How do I make one of the several fields required?
Asked Answered
C

2

6

My Eloquent model consists of 30 fields.

Validation Rule:

  1. The first field is required
  2. Out of the other 29 fields, at least one field is required.

Checking the documentation of Laravel 5.5, I found required_without_all validation rule quite relatable. One way of writing the above validation rule would be to specify in each of the 29 fields required_without_all:field1,.....,field28 (i.e. the other fields excluding the first and the given field)

But, this requires writing the 28 field names in the validation rule of all the fields excluding the first one. Is there any simpler, non-redundant approach?

Chromatophore answered 27/12, 2017 at 17:37 Comment(0)
M
3

You can still use required_without_all, but to keep it maintainable, you could do something like this in related Request class:

public function rules()
{
    $rules = [
        'name' => 'required',
        'email' => 'required|email'
    ];

    $fields = collect(['field1', 'field2', ...., 'field29']);

    foreach ($fields as $field) {
        $rules[$field] = 'required_without_all:' . implode(',', $fields->whereNotIn(null, [$field])->toArray());
    }

    return $rules;
}
Marathon answered 27/12, 2017 at 18:6 Comment(1)

■ **MATERIAL SHOWN**:
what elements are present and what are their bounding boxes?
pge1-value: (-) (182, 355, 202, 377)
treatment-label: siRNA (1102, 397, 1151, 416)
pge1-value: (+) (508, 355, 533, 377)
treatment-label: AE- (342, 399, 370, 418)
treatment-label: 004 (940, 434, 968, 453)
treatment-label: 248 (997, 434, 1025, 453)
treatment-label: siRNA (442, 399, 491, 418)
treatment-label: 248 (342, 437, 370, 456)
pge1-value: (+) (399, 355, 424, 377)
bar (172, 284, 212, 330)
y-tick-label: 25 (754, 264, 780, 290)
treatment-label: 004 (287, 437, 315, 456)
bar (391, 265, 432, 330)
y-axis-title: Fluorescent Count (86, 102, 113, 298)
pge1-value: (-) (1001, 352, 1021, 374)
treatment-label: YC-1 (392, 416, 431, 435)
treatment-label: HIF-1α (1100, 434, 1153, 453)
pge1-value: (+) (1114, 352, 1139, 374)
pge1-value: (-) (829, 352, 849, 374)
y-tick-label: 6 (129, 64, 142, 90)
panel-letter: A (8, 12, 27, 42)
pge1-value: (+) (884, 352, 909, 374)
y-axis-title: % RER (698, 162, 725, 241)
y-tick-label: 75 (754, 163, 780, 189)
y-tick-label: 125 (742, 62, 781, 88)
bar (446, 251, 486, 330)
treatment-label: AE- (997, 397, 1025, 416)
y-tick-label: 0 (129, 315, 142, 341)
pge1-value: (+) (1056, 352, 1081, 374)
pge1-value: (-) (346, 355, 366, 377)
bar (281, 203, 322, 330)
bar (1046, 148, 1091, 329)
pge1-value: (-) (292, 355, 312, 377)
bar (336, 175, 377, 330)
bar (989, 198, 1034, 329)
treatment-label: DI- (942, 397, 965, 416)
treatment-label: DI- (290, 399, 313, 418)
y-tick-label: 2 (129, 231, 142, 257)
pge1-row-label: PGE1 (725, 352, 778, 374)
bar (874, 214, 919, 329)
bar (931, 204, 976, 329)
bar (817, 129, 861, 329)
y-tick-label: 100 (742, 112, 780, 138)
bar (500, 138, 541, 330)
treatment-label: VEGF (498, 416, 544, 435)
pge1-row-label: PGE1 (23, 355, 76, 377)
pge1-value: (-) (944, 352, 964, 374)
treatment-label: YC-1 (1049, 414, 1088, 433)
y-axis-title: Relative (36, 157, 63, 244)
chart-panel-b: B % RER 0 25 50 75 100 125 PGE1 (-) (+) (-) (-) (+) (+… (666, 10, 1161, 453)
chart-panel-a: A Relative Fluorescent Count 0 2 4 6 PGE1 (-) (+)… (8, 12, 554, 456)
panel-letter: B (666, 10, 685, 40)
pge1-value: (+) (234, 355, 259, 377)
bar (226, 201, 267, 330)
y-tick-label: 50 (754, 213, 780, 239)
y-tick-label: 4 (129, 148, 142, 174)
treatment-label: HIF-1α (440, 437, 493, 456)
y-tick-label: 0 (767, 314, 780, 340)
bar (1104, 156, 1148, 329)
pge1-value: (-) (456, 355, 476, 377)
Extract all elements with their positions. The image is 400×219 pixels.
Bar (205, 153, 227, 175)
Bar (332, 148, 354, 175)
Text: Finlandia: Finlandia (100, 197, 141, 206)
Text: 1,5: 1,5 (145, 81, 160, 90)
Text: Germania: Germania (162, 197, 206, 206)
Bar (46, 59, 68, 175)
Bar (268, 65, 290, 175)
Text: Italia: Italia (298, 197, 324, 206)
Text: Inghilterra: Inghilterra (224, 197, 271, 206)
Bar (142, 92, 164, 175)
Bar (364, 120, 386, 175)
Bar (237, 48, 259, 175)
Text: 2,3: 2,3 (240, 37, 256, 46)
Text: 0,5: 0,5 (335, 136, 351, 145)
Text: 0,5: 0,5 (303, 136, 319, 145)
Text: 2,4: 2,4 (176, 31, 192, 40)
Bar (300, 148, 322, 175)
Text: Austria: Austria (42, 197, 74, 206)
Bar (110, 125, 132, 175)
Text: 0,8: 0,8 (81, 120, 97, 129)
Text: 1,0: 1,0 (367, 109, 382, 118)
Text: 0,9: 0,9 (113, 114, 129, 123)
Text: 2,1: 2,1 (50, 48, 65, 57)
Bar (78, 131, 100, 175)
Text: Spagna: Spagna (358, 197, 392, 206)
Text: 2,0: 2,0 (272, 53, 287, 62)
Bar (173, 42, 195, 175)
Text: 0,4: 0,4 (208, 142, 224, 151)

■ **WORK REQUEST 1**: In the Laravel validation thread, how many fields does the Eloquent model consist of?
■ **WORK REQUEST 2**: In the Laravel validation thread, switch "29 fields" to "twenty-nine fields" and write out the part that opens with the words containing "1. The first" and closes with "simpler, non-redundant approach?".
■ **WORK REQUEST 3**: Do the following statements agree with the Laravel validation thread? (a) The question refers to the documentation of Laravel 5.5. (b) The answer says required_without_all cannot be used. (c) In the answer's code, the rule for email is 'required|email'.

■ **WRITTEN ANSWER 1**: 30 fields.

■ **WRITTEN ANSWER 2**:
1. The first field is required
  2. Out of the other twenty-nine fields, at least one field is required.

Checking the documentation of Laravel 5.5, I found required_without_all validation rule quite relatable. One way of writing the above validation rule would be to specify in each of the twenty-nine fields required_without_all:field1,.....,field28 (i.e. the other fields excluding the first and the given field)

But, this requires writing the 28 field names in the validation rule of all the fields excluding the first one. Is there any simpler, non-redundant approach?

■ **WRITTEN ANSWER 3**:
(a) Yes: "Checking the documentation of Laravel 5.5"
(b) No: "You can still use required_without_all"
(c) Yes: "'email' => 'required|email'"